— TASK DATA —
'''

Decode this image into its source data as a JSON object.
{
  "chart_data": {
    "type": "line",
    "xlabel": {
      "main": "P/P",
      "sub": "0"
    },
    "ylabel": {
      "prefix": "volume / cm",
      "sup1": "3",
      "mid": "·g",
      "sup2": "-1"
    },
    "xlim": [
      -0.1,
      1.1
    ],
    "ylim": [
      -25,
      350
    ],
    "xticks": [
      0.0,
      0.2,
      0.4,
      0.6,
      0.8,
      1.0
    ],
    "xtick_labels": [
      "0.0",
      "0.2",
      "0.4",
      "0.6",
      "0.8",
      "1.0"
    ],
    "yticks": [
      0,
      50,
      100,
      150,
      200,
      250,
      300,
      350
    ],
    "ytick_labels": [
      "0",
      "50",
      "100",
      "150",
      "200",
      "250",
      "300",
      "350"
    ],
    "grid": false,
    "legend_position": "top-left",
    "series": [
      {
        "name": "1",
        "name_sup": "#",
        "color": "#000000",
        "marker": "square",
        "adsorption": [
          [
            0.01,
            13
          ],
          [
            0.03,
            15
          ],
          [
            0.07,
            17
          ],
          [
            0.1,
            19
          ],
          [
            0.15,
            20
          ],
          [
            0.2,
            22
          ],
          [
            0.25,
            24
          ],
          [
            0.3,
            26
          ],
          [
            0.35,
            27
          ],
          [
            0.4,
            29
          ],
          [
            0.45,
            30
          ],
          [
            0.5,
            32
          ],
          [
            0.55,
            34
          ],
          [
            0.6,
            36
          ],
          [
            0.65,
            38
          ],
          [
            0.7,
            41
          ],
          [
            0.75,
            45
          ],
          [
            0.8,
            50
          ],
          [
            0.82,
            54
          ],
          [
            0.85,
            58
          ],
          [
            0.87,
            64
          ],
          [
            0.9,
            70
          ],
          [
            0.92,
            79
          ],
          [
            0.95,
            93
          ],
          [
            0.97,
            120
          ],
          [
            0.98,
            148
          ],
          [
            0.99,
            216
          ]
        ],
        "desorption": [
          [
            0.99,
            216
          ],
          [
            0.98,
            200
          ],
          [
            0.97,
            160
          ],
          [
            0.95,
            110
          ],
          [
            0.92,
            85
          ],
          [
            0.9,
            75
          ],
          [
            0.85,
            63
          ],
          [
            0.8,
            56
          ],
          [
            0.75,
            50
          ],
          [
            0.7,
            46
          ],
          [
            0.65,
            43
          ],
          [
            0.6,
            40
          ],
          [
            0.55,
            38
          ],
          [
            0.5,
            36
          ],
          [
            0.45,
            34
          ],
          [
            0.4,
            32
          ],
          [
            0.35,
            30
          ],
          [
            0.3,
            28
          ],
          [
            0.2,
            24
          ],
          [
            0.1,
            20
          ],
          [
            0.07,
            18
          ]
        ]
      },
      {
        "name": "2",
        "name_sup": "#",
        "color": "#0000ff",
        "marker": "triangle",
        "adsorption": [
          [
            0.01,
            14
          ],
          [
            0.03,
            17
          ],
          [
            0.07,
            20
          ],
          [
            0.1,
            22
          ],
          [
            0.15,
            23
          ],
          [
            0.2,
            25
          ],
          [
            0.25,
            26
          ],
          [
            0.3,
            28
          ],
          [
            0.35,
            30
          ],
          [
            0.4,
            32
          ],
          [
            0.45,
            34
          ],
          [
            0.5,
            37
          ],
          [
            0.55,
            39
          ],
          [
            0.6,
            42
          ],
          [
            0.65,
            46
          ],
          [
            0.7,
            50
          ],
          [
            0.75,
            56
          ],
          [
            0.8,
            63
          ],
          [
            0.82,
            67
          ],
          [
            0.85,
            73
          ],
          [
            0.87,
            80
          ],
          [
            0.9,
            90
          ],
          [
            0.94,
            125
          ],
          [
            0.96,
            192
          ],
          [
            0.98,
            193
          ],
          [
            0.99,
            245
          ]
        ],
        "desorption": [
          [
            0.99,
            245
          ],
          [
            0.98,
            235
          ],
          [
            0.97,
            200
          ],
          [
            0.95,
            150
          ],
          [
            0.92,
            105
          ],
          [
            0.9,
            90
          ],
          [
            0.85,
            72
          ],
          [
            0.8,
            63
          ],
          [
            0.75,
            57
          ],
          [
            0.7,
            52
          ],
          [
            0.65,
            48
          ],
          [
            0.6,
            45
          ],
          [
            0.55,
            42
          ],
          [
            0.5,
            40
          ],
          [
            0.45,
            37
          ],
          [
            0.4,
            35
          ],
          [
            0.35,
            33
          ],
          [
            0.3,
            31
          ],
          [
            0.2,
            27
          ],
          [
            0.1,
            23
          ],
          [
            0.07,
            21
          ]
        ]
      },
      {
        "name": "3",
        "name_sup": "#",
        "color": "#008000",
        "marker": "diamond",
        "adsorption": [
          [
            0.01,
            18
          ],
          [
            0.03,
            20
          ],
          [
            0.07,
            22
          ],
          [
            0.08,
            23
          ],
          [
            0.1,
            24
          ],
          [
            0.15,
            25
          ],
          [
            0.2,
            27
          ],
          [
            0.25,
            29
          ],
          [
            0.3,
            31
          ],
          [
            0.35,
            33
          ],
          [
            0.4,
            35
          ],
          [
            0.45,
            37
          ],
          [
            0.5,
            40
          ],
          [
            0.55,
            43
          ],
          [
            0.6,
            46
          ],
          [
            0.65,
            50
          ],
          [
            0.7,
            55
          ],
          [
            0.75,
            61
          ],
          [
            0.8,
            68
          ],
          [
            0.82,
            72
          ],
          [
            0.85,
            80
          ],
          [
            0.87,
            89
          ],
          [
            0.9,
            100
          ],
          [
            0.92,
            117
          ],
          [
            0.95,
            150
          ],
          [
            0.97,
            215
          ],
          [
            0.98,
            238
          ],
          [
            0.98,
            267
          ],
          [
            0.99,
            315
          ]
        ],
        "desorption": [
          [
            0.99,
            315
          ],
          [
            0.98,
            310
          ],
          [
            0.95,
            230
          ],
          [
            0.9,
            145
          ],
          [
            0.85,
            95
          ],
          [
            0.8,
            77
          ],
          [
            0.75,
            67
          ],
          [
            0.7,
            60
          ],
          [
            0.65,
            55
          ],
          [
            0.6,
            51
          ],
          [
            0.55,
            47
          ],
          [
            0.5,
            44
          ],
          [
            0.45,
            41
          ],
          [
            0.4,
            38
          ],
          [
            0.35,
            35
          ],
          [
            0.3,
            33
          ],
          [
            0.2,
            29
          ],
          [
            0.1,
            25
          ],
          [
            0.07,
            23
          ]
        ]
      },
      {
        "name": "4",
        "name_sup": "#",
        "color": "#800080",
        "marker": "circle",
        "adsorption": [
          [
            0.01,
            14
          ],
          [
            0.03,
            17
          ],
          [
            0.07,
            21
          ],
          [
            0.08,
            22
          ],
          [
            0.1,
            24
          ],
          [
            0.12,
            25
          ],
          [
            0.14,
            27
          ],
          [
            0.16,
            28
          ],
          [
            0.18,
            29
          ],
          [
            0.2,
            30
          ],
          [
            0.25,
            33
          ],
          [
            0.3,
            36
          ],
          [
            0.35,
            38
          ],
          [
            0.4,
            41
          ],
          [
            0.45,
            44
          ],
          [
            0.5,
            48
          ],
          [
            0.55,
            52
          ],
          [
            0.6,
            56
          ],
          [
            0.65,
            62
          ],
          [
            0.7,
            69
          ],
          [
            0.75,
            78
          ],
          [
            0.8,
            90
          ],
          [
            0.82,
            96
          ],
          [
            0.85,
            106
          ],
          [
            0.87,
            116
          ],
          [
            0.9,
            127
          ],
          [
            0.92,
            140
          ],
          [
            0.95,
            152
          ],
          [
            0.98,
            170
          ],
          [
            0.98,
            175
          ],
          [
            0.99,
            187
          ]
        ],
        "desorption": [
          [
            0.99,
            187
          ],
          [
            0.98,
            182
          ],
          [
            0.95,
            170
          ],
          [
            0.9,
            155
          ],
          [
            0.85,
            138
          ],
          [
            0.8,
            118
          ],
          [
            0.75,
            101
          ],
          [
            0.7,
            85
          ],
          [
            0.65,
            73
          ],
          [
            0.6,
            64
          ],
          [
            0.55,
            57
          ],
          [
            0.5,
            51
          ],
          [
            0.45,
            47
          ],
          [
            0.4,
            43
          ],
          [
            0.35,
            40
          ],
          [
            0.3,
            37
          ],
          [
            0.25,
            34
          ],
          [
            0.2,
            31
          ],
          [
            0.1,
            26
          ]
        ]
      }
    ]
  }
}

'''

— WHAT IS EXPECTED —
Show every line of the records above that contains the word "marker".

— RESULT BELOW —
        "marker": "square",
        "marker": "triangle",
        "marker": "diamond",
        "marker": "circle",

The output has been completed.